== DATASET EXCERPTS
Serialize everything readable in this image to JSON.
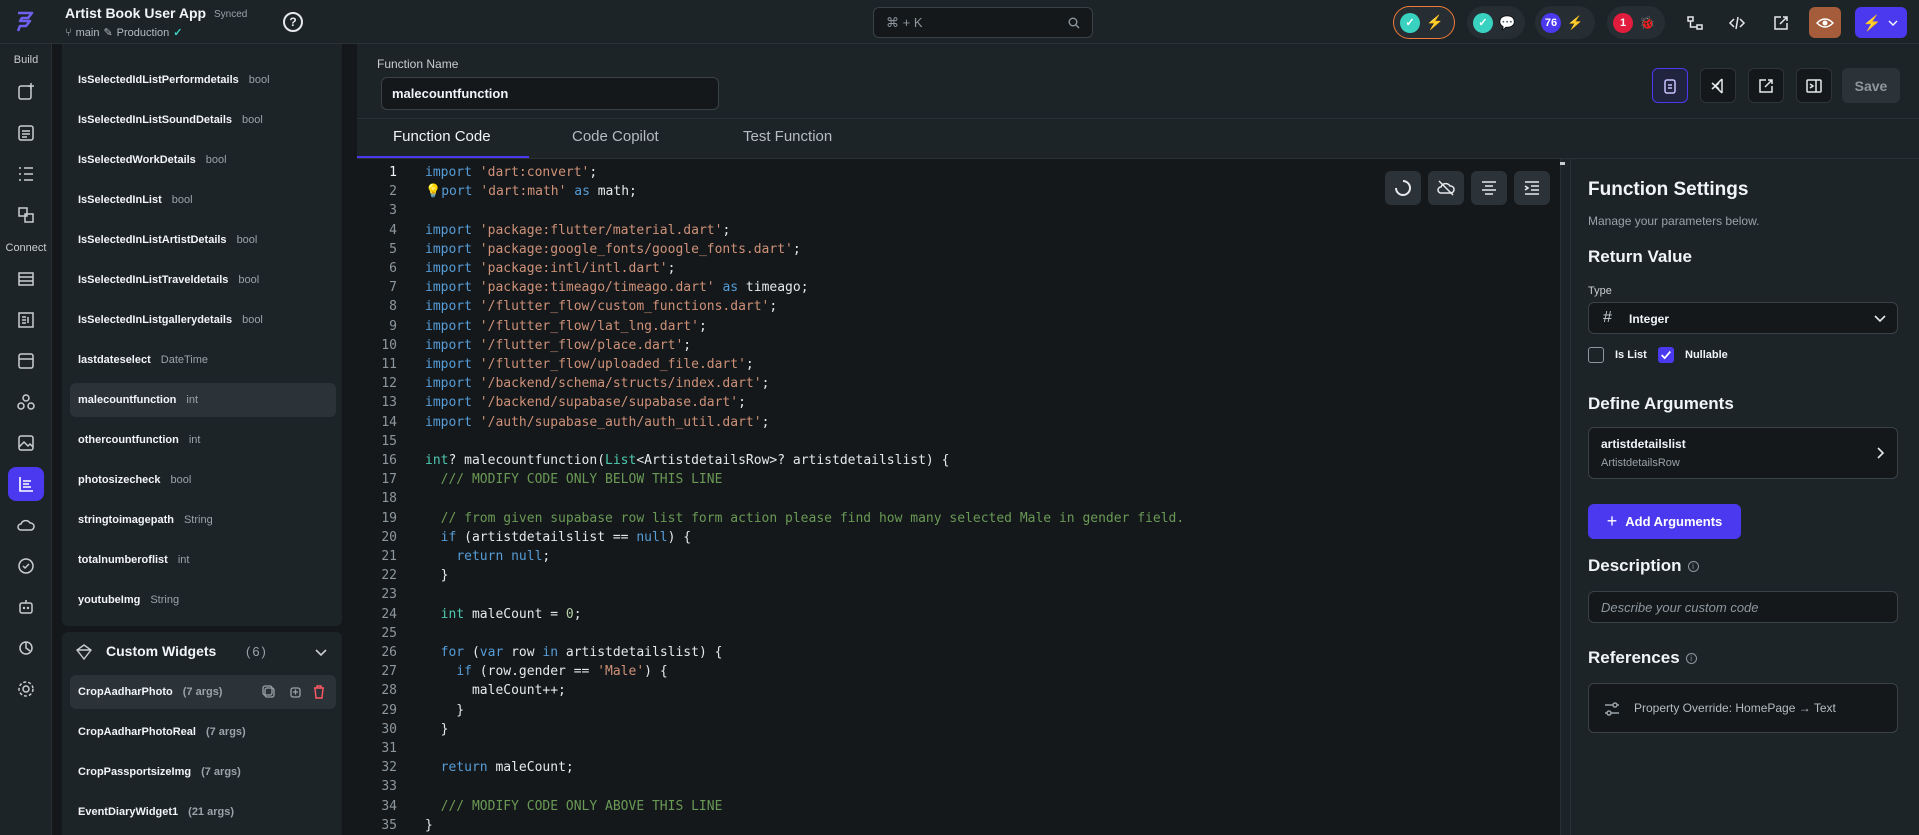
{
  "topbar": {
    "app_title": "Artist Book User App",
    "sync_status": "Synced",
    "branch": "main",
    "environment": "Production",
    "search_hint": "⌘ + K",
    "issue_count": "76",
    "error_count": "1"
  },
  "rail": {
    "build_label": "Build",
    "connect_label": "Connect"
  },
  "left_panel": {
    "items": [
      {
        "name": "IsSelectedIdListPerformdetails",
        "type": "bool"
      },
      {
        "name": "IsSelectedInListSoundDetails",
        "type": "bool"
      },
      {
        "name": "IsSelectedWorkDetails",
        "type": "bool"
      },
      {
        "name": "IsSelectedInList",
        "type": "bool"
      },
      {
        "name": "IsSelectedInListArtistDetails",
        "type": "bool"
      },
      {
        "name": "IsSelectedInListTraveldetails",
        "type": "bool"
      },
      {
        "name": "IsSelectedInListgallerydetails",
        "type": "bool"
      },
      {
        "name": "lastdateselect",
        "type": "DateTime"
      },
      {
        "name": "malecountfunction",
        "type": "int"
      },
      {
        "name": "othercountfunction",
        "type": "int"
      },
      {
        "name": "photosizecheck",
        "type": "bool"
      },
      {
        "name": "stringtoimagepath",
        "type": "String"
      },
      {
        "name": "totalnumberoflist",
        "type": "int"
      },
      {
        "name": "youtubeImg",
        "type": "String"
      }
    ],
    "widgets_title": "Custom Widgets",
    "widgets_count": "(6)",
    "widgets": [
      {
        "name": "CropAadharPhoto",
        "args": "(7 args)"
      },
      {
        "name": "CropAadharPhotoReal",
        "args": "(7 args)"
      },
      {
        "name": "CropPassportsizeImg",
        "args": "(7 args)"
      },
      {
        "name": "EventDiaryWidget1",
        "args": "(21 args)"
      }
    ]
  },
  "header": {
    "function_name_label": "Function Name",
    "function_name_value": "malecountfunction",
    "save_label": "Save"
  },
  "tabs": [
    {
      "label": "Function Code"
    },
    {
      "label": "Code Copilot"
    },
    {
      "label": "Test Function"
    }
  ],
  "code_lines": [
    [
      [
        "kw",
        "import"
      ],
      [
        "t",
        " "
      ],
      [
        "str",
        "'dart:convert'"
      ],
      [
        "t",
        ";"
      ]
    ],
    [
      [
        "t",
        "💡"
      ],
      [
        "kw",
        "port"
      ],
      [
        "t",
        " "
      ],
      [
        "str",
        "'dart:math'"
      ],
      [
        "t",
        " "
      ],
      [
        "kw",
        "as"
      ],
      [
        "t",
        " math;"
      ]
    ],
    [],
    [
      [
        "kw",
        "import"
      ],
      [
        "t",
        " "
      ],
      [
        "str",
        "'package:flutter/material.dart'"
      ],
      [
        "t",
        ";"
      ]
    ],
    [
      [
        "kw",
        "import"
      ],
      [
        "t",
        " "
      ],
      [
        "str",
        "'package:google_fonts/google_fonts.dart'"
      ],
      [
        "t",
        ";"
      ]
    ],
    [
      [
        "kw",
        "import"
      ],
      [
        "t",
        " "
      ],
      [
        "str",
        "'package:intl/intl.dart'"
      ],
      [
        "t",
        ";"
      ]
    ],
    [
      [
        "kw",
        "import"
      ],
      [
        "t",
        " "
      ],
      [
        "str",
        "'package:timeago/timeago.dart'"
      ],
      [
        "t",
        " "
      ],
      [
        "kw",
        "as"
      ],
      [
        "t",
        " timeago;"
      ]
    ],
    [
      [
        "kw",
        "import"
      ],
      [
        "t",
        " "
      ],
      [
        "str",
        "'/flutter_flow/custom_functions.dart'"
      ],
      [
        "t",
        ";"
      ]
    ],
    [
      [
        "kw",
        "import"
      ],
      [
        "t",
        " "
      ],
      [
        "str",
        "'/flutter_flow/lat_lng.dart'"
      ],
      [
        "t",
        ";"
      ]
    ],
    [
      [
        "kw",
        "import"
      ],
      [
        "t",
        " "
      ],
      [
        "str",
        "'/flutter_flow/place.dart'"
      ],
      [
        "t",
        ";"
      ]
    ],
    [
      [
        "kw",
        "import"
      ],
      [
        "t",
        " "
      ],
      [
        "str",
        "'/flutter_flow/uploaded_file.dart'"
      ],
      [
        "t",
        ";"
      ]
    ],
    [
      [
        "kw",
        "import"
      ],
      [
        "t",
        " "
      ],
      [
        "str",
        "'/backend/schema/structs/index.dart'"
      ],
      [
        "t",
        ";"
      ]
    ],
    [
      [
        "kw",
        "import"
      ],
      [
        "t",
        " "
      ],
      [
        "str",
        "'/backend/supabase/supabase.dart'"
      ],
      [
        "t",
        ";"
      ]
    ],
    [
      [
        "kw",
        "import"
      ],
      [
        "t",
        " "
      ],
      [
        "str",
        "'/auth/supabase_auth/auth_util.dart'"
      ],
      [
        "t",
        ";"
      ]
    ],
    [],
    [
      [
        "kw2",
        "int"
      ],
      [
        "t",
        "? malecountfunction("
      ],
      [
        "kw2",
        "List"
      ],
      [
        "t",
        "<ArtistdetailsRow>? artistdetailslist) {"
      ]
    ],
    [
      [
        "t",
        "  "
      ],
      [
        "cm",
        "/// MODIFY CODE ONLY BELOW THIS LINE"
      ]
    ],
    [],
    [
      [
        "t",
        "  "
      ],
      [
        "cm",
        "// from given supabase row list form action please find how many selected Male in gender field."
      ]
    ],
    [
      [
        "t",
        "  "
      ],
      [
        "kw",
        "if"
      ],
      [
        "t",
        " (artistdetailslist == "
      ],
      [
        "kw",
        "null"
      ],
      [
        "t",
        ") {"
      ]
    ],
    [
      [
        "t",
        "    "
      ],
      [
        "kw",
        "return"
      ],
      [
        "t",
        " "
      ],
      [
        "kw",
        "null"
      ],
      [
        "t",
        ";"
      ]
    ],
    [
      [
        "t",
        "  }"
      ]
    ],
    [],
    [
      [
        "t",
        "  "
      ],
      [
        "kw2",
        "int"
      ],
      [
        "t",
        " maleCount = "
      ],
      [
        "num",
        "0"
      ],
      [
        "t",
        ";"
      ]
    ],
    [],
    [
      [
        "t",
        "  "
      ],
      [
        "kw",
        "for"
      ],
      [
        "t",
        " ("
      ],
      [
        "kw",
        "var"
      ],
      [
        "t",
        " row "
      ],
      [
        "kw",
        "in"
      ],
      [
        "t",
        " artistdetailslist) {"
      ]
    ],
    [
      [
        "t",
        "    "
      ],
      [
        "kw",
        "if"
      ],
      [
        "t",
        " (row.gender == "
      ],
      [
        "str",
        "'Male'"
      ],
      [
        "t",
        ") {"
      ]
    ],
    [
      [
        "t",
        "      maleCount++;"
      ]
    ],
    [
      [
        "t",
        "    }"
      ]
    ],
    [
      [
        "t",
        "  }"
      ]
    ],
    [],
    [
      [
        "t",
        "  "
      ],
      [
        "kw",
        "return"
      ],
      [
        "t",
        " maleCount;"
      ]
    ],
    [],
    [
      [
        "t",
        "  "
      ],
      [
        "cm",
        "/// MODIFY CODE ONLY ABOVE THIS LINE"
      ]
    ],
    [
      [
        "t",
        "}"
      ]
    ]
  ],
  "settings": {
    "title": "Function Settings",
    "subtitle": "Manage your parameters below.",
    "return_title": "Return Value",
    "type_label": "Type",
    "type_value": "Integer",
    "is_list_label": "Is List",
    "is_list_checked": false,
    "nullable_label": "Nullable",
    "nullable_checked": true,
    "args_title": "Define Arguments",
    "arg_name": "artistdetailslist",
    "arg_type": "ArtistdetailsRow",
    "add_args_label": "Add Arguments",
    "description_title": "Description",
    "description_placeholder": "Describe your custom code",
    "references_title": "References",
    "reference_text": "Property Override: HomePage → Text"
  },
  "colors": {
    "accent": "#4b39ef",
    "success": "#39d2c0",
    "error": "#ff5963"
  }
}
====
== DATASET EXCERPTS
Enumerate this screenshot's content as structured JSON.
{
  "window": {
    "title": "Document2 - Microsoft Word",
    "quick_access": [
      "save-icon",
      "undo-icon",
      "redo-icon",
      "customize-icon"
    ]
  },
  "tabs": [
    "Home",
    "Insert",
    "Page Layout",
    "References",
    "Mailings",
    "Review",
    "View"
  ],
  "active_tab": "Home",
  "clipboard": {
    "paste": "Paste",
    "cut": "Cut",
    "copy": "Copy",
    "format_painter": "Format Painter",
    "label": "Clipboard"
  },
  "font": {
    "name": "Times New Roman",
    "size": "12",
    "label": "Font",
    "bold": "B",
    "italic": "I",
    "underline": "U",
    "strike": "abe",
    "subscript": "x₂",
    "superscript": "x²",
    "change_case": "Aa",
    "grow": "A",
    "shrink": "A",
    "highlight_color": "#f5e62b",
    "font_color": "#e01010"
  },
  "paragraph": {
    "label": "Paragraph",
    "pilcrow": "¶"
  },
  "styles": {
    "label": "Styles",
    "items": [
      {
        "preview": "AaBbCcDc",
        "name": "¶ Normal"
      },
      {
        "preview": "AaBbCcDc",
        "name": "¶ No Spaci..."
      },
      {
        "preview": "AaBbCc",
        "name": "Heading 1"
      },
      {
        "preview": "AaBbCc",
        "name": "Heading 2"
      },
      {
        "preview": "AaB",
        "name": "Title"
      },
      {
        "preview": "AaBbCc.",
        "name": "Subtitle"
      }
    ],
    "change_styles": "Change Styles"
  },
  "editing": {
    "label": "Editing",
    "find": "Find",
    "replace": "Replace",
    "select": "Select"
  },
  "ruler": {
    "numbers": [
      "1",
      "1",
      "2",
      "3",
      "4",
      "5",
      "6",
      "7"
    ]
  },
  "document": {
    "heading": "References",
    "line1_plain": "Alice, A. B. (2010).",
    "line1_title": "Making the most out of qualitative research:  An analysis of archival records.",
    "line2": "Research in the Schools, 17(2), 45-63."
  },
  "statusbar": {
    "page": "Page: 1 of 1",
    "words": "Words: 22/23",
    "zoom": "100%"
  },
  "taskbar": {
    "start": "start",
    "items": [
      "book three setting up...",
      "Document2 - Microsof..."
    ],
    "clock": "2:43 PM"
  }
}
====
§ TASK INSTRUCTIONS: Find every line above that contains the word "malecountfunction", and return each one.

§ ANSWER TO THE TASK:
        "name": "malecountfunction",
    "function_name_value": "malecountfunction",
        "? malecountfunction("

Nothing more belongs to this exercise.